**Task objective**
Each line below must be set down exactly; omit any image you find.

--- Begin Supplied data ---

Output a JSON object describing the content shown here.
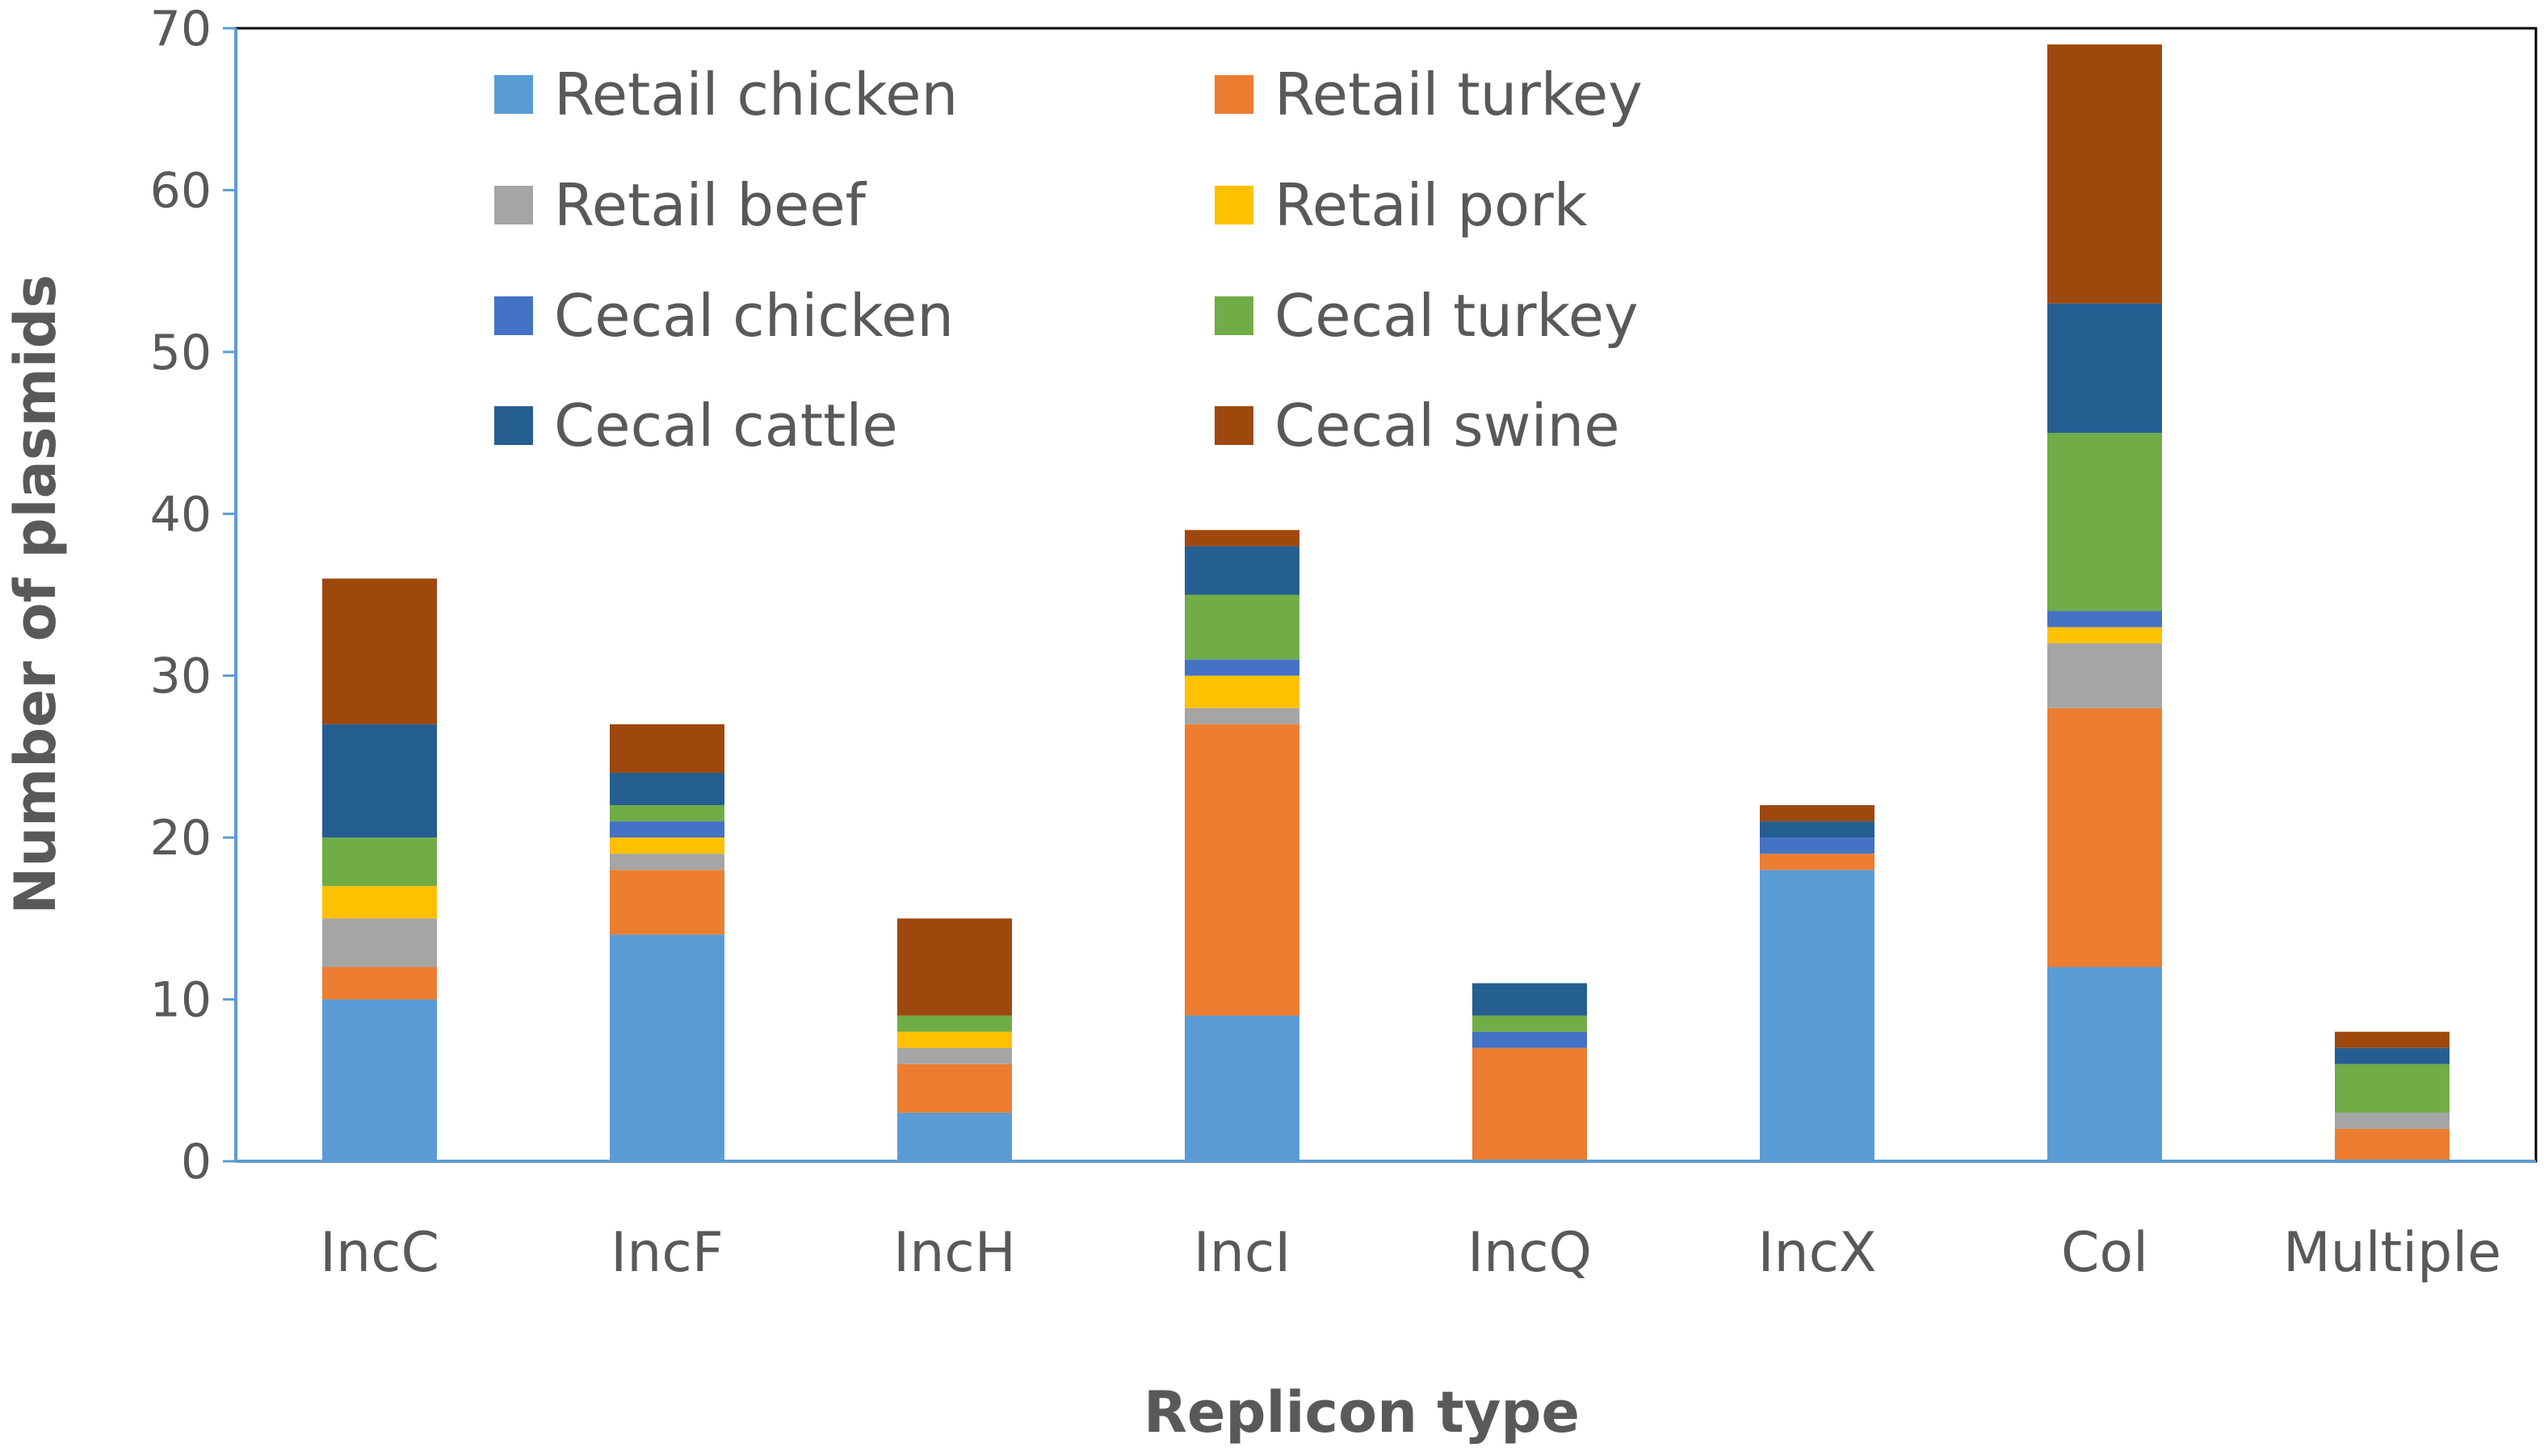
{
  "chart_data": {
    "type": "bar",
    "stacked": true,
    "xlabel": "Replicon type",
    "ylabel": "Number of plasmids",
    "ylim": [
      0,
      70
    ],
    "yticks": [
      0,
      10,
      20,
      30,
      40,
      50,
      60,
      70
    ],
    "grid": false,
    "legend_position": "top-left inside",
    "categories": [
      "IncC",
      "IncF",
      "IncH",
      "IncI",
      "IncQ",
      "IncX",
      "Col",
      "Multiple"
    ],
    "series": [
      {
        "name": "Retail chicken",
        "color": "#5B9BD5",
        "values": [
          10,
          14,
          3,
          9,
          0,
          18,
          12,
          0
        ]
      },
      {
        "name": "Retail turkey",
        "color": "#ED7D31",
        "values": [
          2,
          4,
          3,
          18,
          7,
          1,
          16,
          2
        ]
      },
      {
        "name": "Retail beef",
        "color": "#A5A5A5",
        "values": [
          3,
          1,
          1,
          1,
          0,
          0,
          4,
          1
        ]
      },
      {
        "name": "Retail pork",
        "color": "#FFC000",
        "values": [
          2,
          1,
          1,
          2,
          0,
          0,
          1,
          0
        ]
      },
      {
        "name": "Cecal chicken",
        "color": "#4472C4",
        "values": [
          0,
          1,
          0,
          1,
          1,
          1,
          1,
          0
        ]
      },
      {
        "name": "Cecal turkey",
        "color": "#70AD47",
        "values": [
          3,
          1,
          1,
          4,
          1,
          0,
          11,
          3
        ]
      },
      {
        "name": "Cecal cattle",
        "color": "#255E91",
        "values": [
          7,
          2,
          0,
          3,
          2,
          1,
          8,
          1
        ]
      },
      {
        "name": "Cecal swine",
        "color": "#9E480E",
        "values": [
          9,
          3,
          6,
          1,
          0,
          1,
          16,
          1
        ]
      }
    ]
  }
}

--- End Supplied data ---

**Finished task**
Output a JSON object describing the content shown here.
{
  "chart_data": {
    "type": "bar",
    "stacked": true,
    "xlabel": "Replicon type",
    "ylabel": "Number of plasmids",
    "ylim": [
      0,
      70
    ],
    "yticks": [
      0,
      10,
      20,
      30,
      40,
      50,
      60,
      70
    ],
    "grid": false,
    "legend_position": "top-left inside",
    "categories": [
      "IncC",
      "IncF",
      "IncH",
      "IncI",
      "IncQ",
      "IncX",
      "Col",
      "Multiple"
    ],
    "series": [
      {
        "name": "Retail chicken",
        "color": "#5B9BD5",
        "values": [
          10,
          14,
          3,
          9,
          0,
          18,
          12,
          0
        ]
      },
      {
        "name": "Retail turkey",
        "color": "#ED7D31",
        "values": [
          2,
          4,
          3,
          18,
          7,
          1,
          16,
          2
        ]
      },
      {
        "name": "Retail beef",
        "color": "#A5A5A5",
        "values": [
          3,
          1,
          1,
          1,
          0,
          0,
          4,
          1
        ]
      },
      {
        "name": "Retail pork",
        "color": "#FFC000",
        "values": [
          2,
          1,
          1,
          2,
          0,
          0,
          1,
          0
        ]
      },
      {
        "name": "Cecal chicken",
        "color": "#4472C4",
        "values": [
          0,
          1,
          0,
          1,
          1,
          1,
          1,
          0
        ]
      },
      {
        "name": "Cecal turkey",
        "color": "#70AD47",
        "values": [
          3,
          1,
          1,
          4,
          1,
          0,
          11,
          3
        ]
      },
      {
        "name": "Cecal cattle",
        "color": "#255E91",
        "values": [
          7,
          2,
          0,
          3,
          2,
          1,
          8,
          1
        ]
      },
      {
        "name": "Cecal swine",
        "color": "#9E480E",
        "values": [
          9,
          3,
          6,
          1,
          0,
          1,
          16,
          1
        ]
      }
    ]
  }
}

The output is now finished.